What is required
Replace "x-tick-label" with "x-axis-label" everywhere in the stretch from the first line through the line that contains "Itemize 33 of", leaving everything else unchanged. Give back only those lines, without the pictures.

-------------------------

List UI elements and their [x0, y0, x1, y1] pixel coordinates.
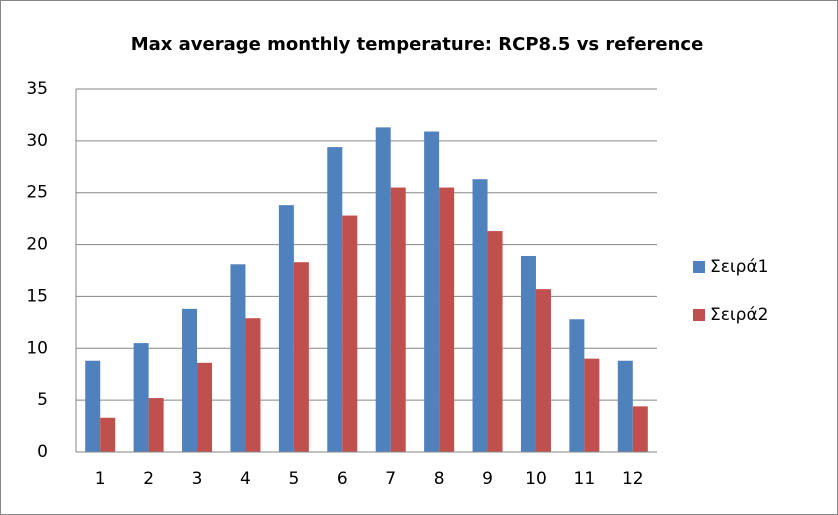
- bar: [342, 215, 358, 452]
- x-tick-label: 1: [95, 469, 106, 489]
- bar: [584, 358, 600, 452]
- bar: [133, 343, 149, 452]
- y-tick-label: 20: [26, 235, 48, 255]
- chart-title: Max average monthly temperature: RCP8.5 …: [131, 34, 704, 55]
- bar: [148, 398, 164, 452]
- bar: [100, 417, 116, 452]
- y-tick-label: 30: [26, 131, 48, 151]
- x-tick-label: 12: [622, 469, 644, 489]
- y-tick-label: 35: [26, 79, 48, 99]
- legend-swatch: [693, 261, 705, 273]
- bar: [327, 147, 343, 452]
- bar: [197, 362, 213, 452]
- bar: [439, 187, 455, 452]
- bar: [617, 360, 633, 452]
- x-tick-label: 4: [240, 469, 251, 489]
- bar: [375, 127, 391, 453]
- legend-label: Σειρά1: [710, 257, 769, 277]
- x-tick-label: 2: [143, 469, 154, 489]
- bar: [390, 187, 406, 452]
- y-tick-label: 15: [26, 286, 48, 306]
- bar: [569, 319, 585, 452]
- bar: [472, 179, 488, 452]
- bar: [230, 264, 246, 452]
- x-tick-label: 11: [574, 469, 596, 489]
- x-tick-label: 9: [482, 469, 493, 489]
- x-tick-label: 6: [337, 469, 348, 489]
- bar: [520, 255, 536, 452]
- y-tick-label: 25: [26, 183, 48, 203]
- y-tick-label: 5: [37, 390, 48, 410]
- x-tick-label: 10: [525, 469, 547, 489]
- x-tick-label: 5: [288, 469, 299, 489]
- bar: [424, 131, 440, 452]
- bar: [632, 406, 648, 452]
- legend-label: Σειρά2: [710, 305, 769, 325]
- bar: [278, 205, 294, 452]
- x-tick-label: 8: [434, 469, 445, 489]
- bar: [293, 262, 309, 452]
- bar: [535, 289, 551, 452]
- bar: [245, 318, 261, 452]
- legend-swatch: [693, 309, 705, 321]
- x-tick-label: 7: [385, 469, 396, 489]
- y-tick-label: 0: [37, 442, 48, 462]
- bar: [85, 360, 101, 452]
- x-tick-label: 3: [192, 469, 203, 489]
- bar: [182, 308, 198, 452]
- y-tick-label: 10: [26, 338, 48, 358]
- bar: [487, 231, 503, 452]
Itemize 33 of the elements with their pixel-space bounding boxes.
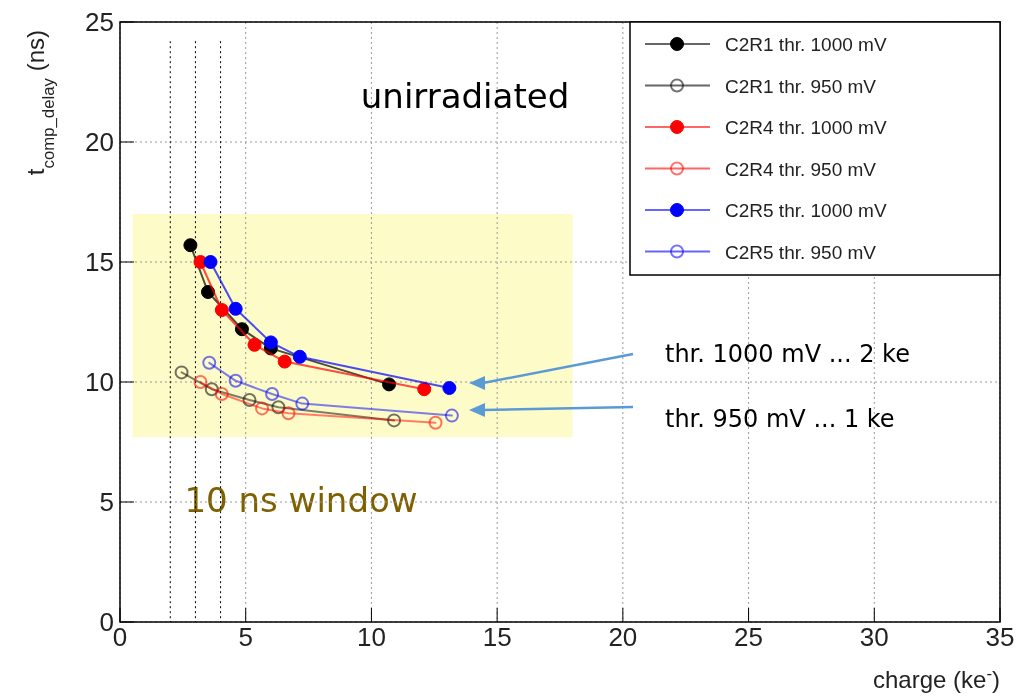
- annotation: unirradiated: [360, 76, 570, 116]
- point: [417, 382, 432, 397]
- point: [203, 255, 218, 269]
- point: [247, 337, 262, 352]
- x-tick-label: 5: [238, 622, 253, 652]
- x-tick-label: 30: [859, 622, 889, 652]
- point: [214, 303, 229, 317]
- x-tick-label: 10: [356, 622, 386, 652]
- annotation: thr. 1000 mV ... 2 ke: [665, 340, 910, 368]
- legend-label: C2R1 thr. 1000 mV: [725, 34, 887, 55]
- x-tick-label: 15: [482, 622, 512, 652]
- point: [292, 349, 307, 364]
- legend-label: C2R4 thr. 1000 mV: [725, 117, 887, 138]
- point: [183, 238, 198, 253]
- annotation: thr. 950 mV ... 1 ke: [665, 405, 895, 433]
- point: [228, 301, 243, 316]
- x-axis-title: charge (ke$^{-}$): [873, 663, 1000, 693]
- x-tick-label: 25: [734, 622, 764, 652]
- y-tick-label: 10: [85, 367, 114, 397]
- legend-label: C2R5 thr. 1000 mV: [725, 200, 887, 221]
- y-tick-label: 15: [85, 247, 114, 277]
- point: [442, 381, 457, 395]
- y-tick-label: 20: [85, 127, 114, 157]
- x-tick-label: 20: [608, 622, 638, 652]
- x-tick-label: 35: [985, 622, 1015, 652]
- point: [277, 354, 292, 369]
- legend-label: C2R1 thr. 950 mV: [725, 75, 877, 97]
- legend-label: C2R5 thr. 950 mV: [725, 241, 877, 263]
- point: [263, 335, 278, 350]
- legend-label: C2R4 thr. 950 mV: [725, 158, 877, 180]
- y-tick-label: 25: [85, 7, 114, 37]
- band-label: 10 ns window: [184, 479, 418, 520]
- y-tick-label: 5: [99, 487, 114, 517]
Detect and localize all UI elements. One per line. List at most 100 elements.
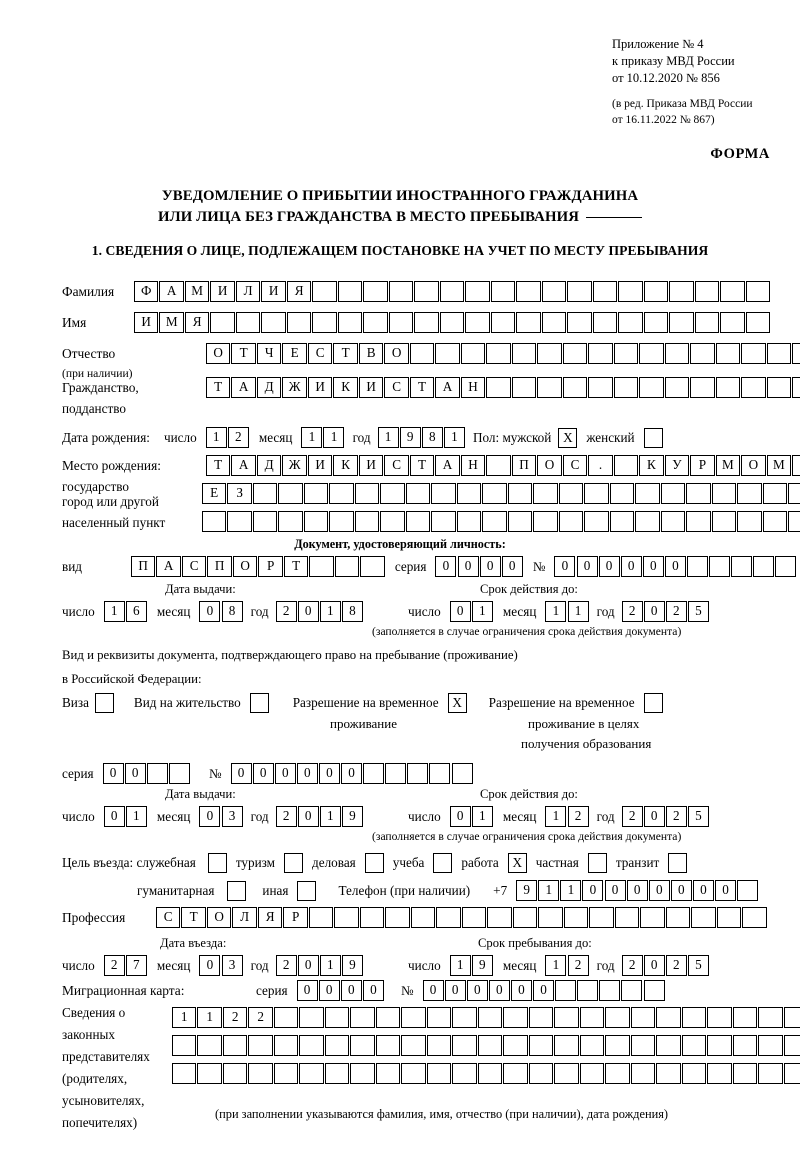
temp-residence-checkbox[interactable]: X — [447, 693, 467, 713]
form-cell[interactable] — [558, 483, 584, 504]
form-cell[interactable]: 2 — [248, 1007, 273, 1028]
form-cell[interactable] — [621, 980, 643, 1001]
form-cell[interactable] — [273, 1007, 299, 1028]
form-cell[interactable] — [783, 1007, 800, 1028]
form-cell[interactable] — [537, 377, 562, 398]
form-cell[interactable] — [720, 281, 745, 302]
form-cell[interactable] — [732, 1007, 758, 1028]
form-cell[interactable] — [588, 343, 613, 364]
form-cell[interactable] — [541, 281, 567, 302]
form-cell[interactable] — [337, 312, 363, 333]
form-cell[interactable]: Т — [206, 455, 231, 476]
form-cell[interactable] — [439, 281, 465, 302]
form-cell[interactable]: 3 — [221, 955, 243, 976]
form-cell[interactable] — [613, 455, 639, 476]
form-cell[interactable]: С — [384, 455, 409, 476]
birth-place-line-3-cells[interactable] — [202, 511, 800, 532]
form-cell[interactable] — [252, 511, 278, 532]
form-cell[interactable]: 1 — [319, 955, 341, 976]
form-cell[interactable]: 0 — [554, 556, 576, 577]
form-cell[interactable] — [635, 511, 660, 532]
form-cell[interactable] — [563, 907, 589, 928]
form-cell[interactable]: 2 — [567, 806, 589, 827]
form-cell[interactable] — [630, 1063, 656, 1084]
form-cell[interactable] — [359, 907, 385, 928]
form-cell[interactable]: А — [435, 455, 460, 476]
form-cell[interactable]: 0 — [252, 763, 274, 784]
form-cell[interactable]: Д — [256, 455, 282, 476]
form-cell[interactable]: 0 — [199, 806, 221, 827]
form-cell[interactable] — [227, 511, 252, 532]
form-cell[interactable] — [618, 312, 643, 333]
form-cell[interactable]: М — [184, 281, 210, 302]
form-cell[interactable]: С — [562, 455, 588, 476]
form-cell[interactable] — [324, 1063, 350, 1084]
form-cell[interactable] — [465, 312, 490, 333]
form-cell[interactable] — [758, 1035, 783, 1056]
form-cell[interactable]: 0 — [501, 556, 523, 577]
form-cell[interactable]: 9 — [341, 806, 363, 827]
form-cell[interactable]: 0 — [648, 880, 670, 901]
sex-male-checkbox[interactable]: X — [558, 427, 578, 448]
form-cell[interactable] — [665, 907, 691, 928]
form-cell[interactable] — [579, 1007, 605, 1028]
form-cell[interactable]: 2 — [567, 955, 589, 976]
form-cell[interactable]: 1 — [471, 806, 493, 827]
form-cell[interactable] — [456, 511, 482, 532]
sex-female-checkbox[interactable] — [643, 427, 663, 448]
form-cell[interactable] — [409, 343, 435, 364]
form-cell[interactable]: С — [307, 343, 333, 364]
form-cell[interactable]: 0 — [715, 880, 737, 901]
form-cell[interactable]: 0 — [533, 980, 555, 1001]
form-cell[interactable]: 1 — [319, 601, 341, 622]
form-cell[interactable] — [439, 312, 465, 333]
form-cell[interactable] — [512, 907, 538, 928]
form-cell[interactable] — [146, 763, 168, 784]
form-cell[interactable]: К — [333, 377, 358, 398]
form-cell[interactable] — [742, 907, 767, 928]
form-cell[interactable] — [235, 312, 261, 333]
form-cell[interactable] — [643, 312, 669, 333]
form-cell[interactable] — [737, 511, 762, 532]
form-cell[interactable]: 0 — [488, 980, 510, 1001]
form-cell[interactable] — [503, 1063, 528, 1084]
form-cell[interactable]: Я — [286, 281, 312, 302]
form-cell[interactable] — [490, 281, 516, 302]
form-cell[interactable]: 1 — [545, 955, 567, 976]
form-cell[interactable] — [766, 343, 792, 364]
form-cell[interactable]: 2 — [103, 955, 125, 976]
form-cell[interactable] — [334, 556, 360, 577]
form-cell[interactable] — [436, 907, 461, 928]
form-cell[interactable]: 1 — [443, 427, 465, 448]
form-cell[interactable] — [643, 980, 665, 1001]
form-cell[interactable]: 1 — [471, 601, 493, 622]
form-cell[interactable]: 5 — [687, 601, 709, 622]
form-cell[interactable] — [579, 1035, 605, 1056]
form-cell[interactable] — [207, 853, 227, 873]
form-cell[interactable]: 2 — [621, 601, 643, 622]
form-cell[interactable] — [694, 312, 720, 333]
form-cell[interactable] — [401, 1063, 426, 1084]
form-cell[interactable] — [375, 1007, 401, 1028]
form-cell[interactable]: 0 — [199, 601, 221, 622]
form-cell[interactable] — [758, 1063, 783, 1084]
form-cell[interactable]: 0 — [664, 556, 686, 577]
form-cell[interactable]: 2 — [621, 806, 643, 827]
form-cell[interactable]: 2 — [665, 806, 687, 827]
form-cell[interactable]: А — [159, 281, 184, 302]
form-cell[interactable]: 0 — [274, 763, 296, 784]
form-cell[interactable]: 1 — [545, 806, 567, 827]
form-cell[interactable] — [707, 1007, 732, 1028]
form-cell[interactable]: 5 — [687, 806, 709, 827]
form-cell[interactable] — [507, 511, 533, 532]
form-cell[interactable] — [278, 511, 303, 532]
visa-checkbox[interactable] — [94, 693, 114, 713]
form-cell[interactable]: 0 — [297, 806, 319, 827]
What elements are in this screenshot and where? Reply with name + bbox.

-------------------------

Output
List UI elements and their [x0, y0, x1, y1] pixel coordinates.
- bar: [342, 215, 358, 452]
- x-axis-label: 1: [95, 469, 106, 489]
- bar: [584, 358, 600, 452]
- bar: [133, 343, 149, 452]
- y-tick-label: 20: [26, 235, 48, 255]
- chart-title: Max average monthly temperature: RCP8.5 …: [131, 34, 704, 55]
- bar: [148, 398, 164, 452]
- bar: [100, 417, 116, 452]
- y-tick-label: 30: [26, 131, 48, 151]
- x-axis-label: 12: [622, 469, 644, 489]
- y-tick-label: 35: [26, 79, 48, 99]
- legend-swatch: [693, 261, 705, 273]
- bar: [327, 147, 343, 452]
- bar: [197, 362, 213, 452]
- bar: [439, 187, 455, 452]
- bar: [617, 360, 633, 452]
- x-axis-label: 4: [240, 469, 251, 489]
- bar: [375, 127, 391, 453]
- legend-label: Σειρά1: [710, 257, 769, 277]
- x-axis-label: 2: [143, 469, 154, 489]
- bar: [390, 187, 406, 452]
- y-tick-label: 15: [26, 286, 48, 306]
- bar: [569, 319, 585, 452]
- bar: [472, 179, 488, 452]
- bar: [230, 264, 246, 452]
- x-axis-label: 11: [574, 469, 596, 489]
- x-axis-label: 9: [482, 469, 493, 489]
- x-axis-label: 6: [337, 469, 348, 489]
- bar: [520, 255, 536, 452]
- y-tick-label: 25: [26, 183, 48, 203]
- y-tick-label: 5: [37, 390, 48, 410]
- x-axis-label: 10: [525, 469, 547, 489]
- x-axis-label: 5: [288, 469, 299, 489]
- bar: [424, 131, 440, 452]
- bar: [632, 406, 648, 452]
- legend-label: Σειρά2: [710, 305, 769, 325]
- bar: [278, 205, 294, 452]
- x-axis-label: 8: [434, 469, 445, 489]
- bar: [293, 262, 309, 452]
- bar: [535, 289, 551, 452]
- bar: [245, 318, 261, 452]
- legend-swatch: [693, 309, 705, 321]
- x-axis-label: 7: [385, 469, 396, 489]
- y-tick-label: 0: [37, 442, 48, 462]
- bar: [85, 360, 101, 452]
- x-axis-label: 3: [192, 469, 203, 489]
- bar: [182, 308, 198, 452]
- y-tick-label: 10: [26, 338, 48, 358]
- bar: [487, 231, 503, 452]
Itemize 33 of the elements with their pixel-space bounding boxes.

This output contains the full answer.